§ Objective: Take the listing and print it in full, exactly as given.
start Available data
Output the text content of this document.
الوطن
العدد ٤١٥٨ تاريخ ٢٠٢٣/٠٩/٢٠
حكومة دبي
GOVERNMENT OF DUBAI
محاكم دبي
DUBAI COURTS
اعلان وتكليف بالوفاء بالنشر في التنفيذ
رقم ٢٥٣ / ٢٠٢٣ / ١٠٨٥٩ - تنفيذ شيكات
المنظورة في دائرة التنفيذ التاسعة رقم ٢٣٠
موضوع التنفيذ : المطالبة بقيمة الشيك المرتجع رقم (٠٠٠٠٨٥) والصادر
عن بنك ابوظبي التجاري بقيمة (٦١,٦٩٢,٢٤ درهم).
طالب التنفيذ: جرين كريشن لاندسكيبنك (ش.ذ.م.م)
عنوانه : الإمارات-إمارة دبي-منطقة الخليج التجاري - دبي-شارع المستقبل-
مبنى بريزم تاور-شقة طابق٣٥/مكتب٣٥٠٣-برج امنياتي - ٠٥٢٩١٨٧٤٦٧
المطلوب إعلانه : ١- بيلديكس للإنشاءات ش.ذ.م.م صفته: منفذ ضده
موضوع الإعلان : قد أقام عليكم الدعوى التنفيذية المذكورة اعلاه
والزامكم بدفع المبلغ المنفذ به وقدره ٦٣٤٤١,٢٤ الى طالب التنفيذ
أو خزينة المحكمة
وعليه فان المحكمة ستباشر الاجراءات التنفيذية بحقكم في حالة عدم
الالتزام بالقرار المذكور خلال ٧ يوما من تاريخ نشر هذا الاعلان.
end Available data
§ The output:
Output the text content of this document.
الوطن
العدد ٤١٥٨ تاريخ ٢٠٢٣/٠٩/٢٠
حكومة دبي
GOVERNMENT OF DUBAI
محاكم دبي
DUBAI COURTS
اعلان وتكليف بالوفاء بالنشر في التنفيذ
رقم ٢٥٣ / ٢٠٢٣ / ١٠٨٥٩ - تنفيذ شيكات
المنظورة في دائرة التنفيذ التاسعة رقم ٢٣٠
موضوع التنفيذ : المطالبة بقيمة الشيك المرتجع رقم (٠٠٠٠٨٥) والصادر
عن بنك ابوظبي التجاري بقيمة (٦١,٦٩٢,٢٤ درهم).
طالب التنفيذ: جرين كريشن لاندسكيبنك (ش.ذ.م.م)
عنوانه : الإمارات-إمارة دبي-منطقة الخليج التجاري - دبي-شارع المستقبل-
مبنى بريزم تاور-شقة طابق٣٥/مكتب٣٥٠٣-برج امنياتي - ٠٥٢٩١٨٧٤٦٧
المطلوب إعلانه : ١- بيلديكس للإنشاءات ش.ذ.م.م صفته: منفذ ضده
موضوع الإعلان : قد أقام عليكم الدعوى التنفيذية المذكورة اعلاه
والزامكم بدفع المبلغ المنفذ به وقدره ٦٣٤٤١,٢٤ الى طالب التنفيذ
أو خزينة المحكمة
وعليه فان المحكمة ستباشر الاجراءات التنفيذية بحقكم في حالة عدم
الالتزام بالقرار المذكور خلال ٧ يوما من تاريخ نشر هذا الاعلان.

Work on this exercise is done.